:: Aufgabe ::
Führen Sie den Text über den Teilwert bei Pensionsverpflichtungen nach seinem letzten Satz fort.

:: Zitierter Textauszug ::
* * * * *
Teilwert

Was bedeutet der Teilwert bei der Bewertung der Altersversorgung?

Der Teilwert oder das Teilwertverfahren ist das in § 6a Abs. 3 EStG vorgeschriebene Verfahren für die steuerbilanzielle Bewertung von Pensionsverpflichtungen.

Der Teilwert ist in § 6a Abs. 3 EStG definiert als der Barwert der künftigen Pensionsleistungen am Schluss des Wirtschaftsjahres abzüglich des sich auf denselben Zeitpunkt ergebenden Barwertes betragsmäßig gleich bleibender Jahresbeträge. Die Jahresbeträge sind so zu bemessen, dass am Beginn des Wirtschaftsjahres, in dem das Dienstverhältnis  begonnen (siehe dazu § 6a Abs. 2 Nr. 1 EStG und § 52 Abs. 13 EStG) hat, ihr Barwert gleich dem Barwert der künftigen Pensionsleistungen ist; die künftigen Pensionsleistungen sind dabei mit dem Betrag anzusetzen, der sich nach den Verhältnissen am Bilanzstichtag ergibt.
* * * * *
:: Gezeigte Zeilen ::
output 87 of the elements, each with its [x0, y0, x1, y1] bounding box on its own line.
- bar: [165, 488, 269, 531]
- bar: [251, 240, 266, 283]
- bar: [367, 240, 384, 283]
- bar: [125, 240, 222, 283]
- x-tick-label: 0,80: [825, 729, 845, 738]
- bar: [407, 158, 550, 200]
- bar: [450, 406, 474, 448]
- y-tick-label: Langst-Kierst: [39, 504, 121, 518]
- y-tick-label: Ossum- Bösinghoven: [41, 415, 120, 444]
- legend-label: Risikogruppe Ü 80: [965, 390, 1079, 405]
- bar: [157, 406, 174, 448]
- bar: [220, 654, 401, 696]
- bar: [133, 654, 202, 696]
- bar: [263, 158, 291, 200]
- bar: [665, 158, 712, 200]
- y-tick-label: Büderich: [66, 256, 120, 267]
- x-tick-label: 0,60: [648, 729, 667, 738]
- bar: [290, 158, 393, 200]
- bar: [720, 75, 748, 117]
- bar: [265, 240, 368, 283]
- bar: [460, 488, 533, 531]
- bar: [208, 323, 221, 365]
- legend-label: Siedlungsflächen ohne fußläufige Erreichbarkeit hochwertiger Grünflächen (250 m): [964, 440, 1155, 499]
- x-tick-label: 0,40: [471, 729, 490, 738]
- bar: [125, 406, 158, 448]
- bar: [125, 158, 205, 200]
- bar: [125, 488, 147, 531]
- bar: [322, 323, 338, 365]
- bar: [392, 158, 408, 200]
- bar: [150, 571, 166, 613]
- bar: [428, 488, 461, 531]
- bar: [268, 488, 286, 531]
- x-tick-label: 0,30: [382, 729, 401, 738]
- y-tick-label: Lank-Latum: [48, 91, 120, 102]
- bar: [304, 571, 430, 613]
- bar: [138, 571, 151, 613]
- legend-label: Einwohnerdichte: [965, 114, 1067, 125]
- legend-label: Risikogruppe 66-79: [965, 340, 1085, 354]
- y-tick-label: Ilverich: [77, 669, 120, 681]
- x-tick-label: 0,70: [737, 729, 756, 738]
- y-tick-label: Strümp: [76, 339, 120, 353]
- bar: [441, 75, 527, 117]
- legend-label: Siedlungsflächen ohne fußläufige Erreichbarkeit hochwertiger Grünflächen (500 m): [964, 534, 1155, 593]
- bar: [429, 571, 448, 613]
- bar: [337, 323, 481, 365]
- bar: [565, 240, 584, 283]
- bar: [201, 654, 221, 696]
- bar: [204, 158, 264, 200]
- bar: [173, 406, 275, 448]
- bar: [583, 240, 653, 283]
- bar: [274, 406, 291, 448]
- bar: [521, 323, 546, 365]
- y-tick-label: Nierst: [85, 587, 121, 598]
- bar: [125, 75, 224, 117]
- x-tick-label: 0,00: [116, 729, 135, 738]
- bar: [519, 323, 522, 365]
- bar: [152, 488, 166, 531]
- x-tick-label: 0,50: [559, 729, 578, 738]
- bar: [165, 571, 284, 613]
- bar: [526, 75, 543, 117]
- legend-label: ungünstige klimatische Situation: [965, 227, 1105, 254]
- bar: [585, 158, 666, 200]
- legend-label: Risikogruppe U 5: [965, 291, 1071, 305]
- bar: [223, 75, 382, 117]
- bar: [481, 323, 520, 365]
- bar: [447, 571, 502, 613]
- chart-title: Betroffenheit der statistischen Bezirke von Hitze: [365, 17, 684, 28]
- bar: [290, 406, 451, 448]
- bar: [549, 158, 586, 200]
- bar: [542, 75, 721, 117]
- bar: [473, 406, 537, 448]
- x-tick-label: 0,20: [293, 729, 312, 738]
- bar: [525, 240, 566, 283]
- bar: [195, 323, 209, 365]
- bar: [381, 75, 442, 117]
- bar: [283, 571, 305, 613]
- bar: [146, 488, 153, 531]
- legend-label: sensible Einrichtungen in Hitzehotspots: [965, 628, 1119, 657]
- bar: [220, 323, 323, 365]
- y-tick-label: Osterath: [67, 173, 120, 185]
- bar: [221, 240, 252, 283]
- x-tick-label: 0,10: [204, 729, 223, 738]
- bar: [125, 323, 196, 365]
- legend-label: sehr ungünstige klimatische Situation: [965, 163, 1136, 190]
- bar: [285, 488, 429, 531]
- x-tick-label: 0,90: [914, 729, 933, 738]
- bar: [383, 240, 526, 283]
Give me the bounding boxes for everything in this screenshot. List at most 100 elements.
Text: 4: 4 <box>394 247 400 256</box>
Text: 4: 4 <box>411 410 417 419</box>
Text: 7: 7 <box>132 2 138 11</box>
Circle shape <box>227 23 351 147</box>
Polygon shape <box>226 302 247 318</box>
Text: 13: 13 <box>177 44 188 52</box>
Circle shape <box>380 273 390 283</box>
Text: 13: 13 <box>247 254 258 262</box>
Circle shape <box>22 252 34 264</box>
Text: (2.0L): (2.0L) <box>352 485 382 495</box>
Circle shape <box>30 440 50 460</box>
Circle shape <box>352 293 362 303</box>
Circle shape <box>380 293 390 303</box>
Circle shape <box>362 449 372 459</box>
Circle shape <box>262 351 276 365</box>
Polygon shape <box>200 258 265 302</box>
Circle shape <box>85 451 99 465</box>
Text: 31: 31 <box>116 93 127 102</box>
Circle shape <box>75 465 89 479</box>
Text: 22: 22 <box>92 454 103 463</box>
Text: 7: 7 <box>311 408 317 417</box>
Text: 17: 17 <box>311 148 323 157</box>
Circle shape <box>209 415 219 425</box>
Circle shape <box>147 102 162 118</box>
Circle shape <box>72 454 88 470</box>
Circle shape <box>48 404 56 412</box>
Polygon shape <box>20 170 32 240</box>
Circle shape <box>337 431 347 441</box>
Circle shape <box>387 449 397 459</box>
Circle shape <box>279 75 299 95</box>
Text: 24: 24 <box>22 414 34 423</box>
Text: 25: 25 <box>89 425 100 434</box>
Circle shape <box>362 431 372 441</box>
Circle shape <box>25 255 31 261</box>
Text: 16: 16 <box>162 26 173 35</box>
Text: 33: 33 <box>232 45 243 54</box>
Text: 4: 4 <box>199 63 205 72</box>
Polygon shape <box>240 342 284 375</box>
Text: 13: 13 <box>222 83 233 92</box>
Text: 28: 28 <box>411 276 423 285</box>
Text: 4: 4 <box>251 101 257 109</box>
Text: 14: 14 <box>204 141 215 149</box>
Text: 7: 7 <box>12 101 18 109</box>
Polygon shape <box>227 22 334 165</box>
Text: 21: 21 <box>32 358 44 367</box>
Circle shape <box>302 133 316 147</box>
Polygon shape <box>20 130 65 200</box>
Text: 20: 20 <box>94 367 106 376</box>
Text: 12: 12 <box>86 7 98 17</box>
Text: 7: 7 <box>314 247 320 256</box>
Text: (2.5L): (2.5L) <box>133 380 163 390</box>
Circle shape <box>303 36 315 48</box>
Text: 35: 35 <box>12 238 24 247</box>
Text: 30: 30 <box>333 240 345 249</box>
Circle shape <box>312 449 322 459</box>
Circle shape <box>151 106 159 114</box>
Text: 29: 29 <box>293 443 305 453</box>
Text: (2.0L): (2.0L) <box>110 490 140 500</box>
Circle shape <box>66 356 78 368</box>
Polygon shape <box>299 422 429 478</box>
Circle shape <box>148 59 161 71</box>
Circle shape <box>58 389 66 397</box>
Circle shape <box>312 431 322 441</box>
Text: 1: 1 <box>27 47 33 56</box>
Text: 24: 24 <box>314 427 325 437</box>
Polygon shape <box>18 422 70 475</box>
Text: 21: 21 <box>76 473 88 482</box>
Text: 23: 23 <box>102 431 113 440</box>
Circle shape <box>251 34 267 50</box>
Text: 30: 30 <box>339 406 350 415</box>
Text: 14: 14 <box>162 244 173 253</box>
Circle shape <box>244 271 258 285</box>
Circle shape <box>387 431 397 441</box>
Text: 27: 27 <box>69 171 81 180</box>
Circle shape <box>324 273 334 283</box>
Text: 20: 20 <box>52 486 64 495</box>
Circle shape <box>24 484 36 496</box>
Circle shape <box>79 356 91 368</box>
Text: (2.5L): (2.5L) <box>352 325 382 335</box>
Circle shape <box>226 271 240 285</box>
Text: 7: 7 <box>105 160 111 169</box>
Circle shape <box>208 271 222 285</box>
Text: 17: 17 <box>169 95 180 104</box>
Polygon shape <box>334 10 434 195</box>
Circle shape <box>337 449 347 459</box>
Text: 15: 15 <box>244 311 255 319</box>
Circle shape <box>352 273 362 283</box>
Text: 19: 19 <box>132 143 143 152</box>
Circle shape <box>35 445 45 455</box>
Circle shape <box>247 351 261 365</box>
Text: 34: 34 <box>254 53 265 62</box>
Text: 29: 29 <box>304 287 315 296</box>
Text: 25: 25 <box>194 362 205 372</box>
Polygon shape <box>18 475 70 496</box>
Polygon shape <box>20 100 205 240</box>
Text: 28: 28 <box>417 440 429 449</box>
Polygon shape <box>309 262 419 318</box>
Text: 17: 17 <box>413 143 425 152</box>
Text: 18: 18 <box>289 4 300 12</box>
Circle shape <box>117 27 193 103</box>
* * * * *
:: Antwort ::
Bei der Berechnung des Teilwerts der Pensionsverpflichtung sind ein Rechnungszinsfuß von 6 Prozent pro Jahr und die anerkannten Regeln der Versicherungsmathematik anzuwenden.

Das in § 6a EStG definierte Teilwertverfahren kommt auch bei der Bewertung von anderen Personalverpflichtungen, die keine Pensionsverpflichtungen gemäß § 6a EStG sind, zur Anwendung. Z.B. bei Jubiläumsverpflichtungen, die gemäß § 6 EStG zu bewerten sind.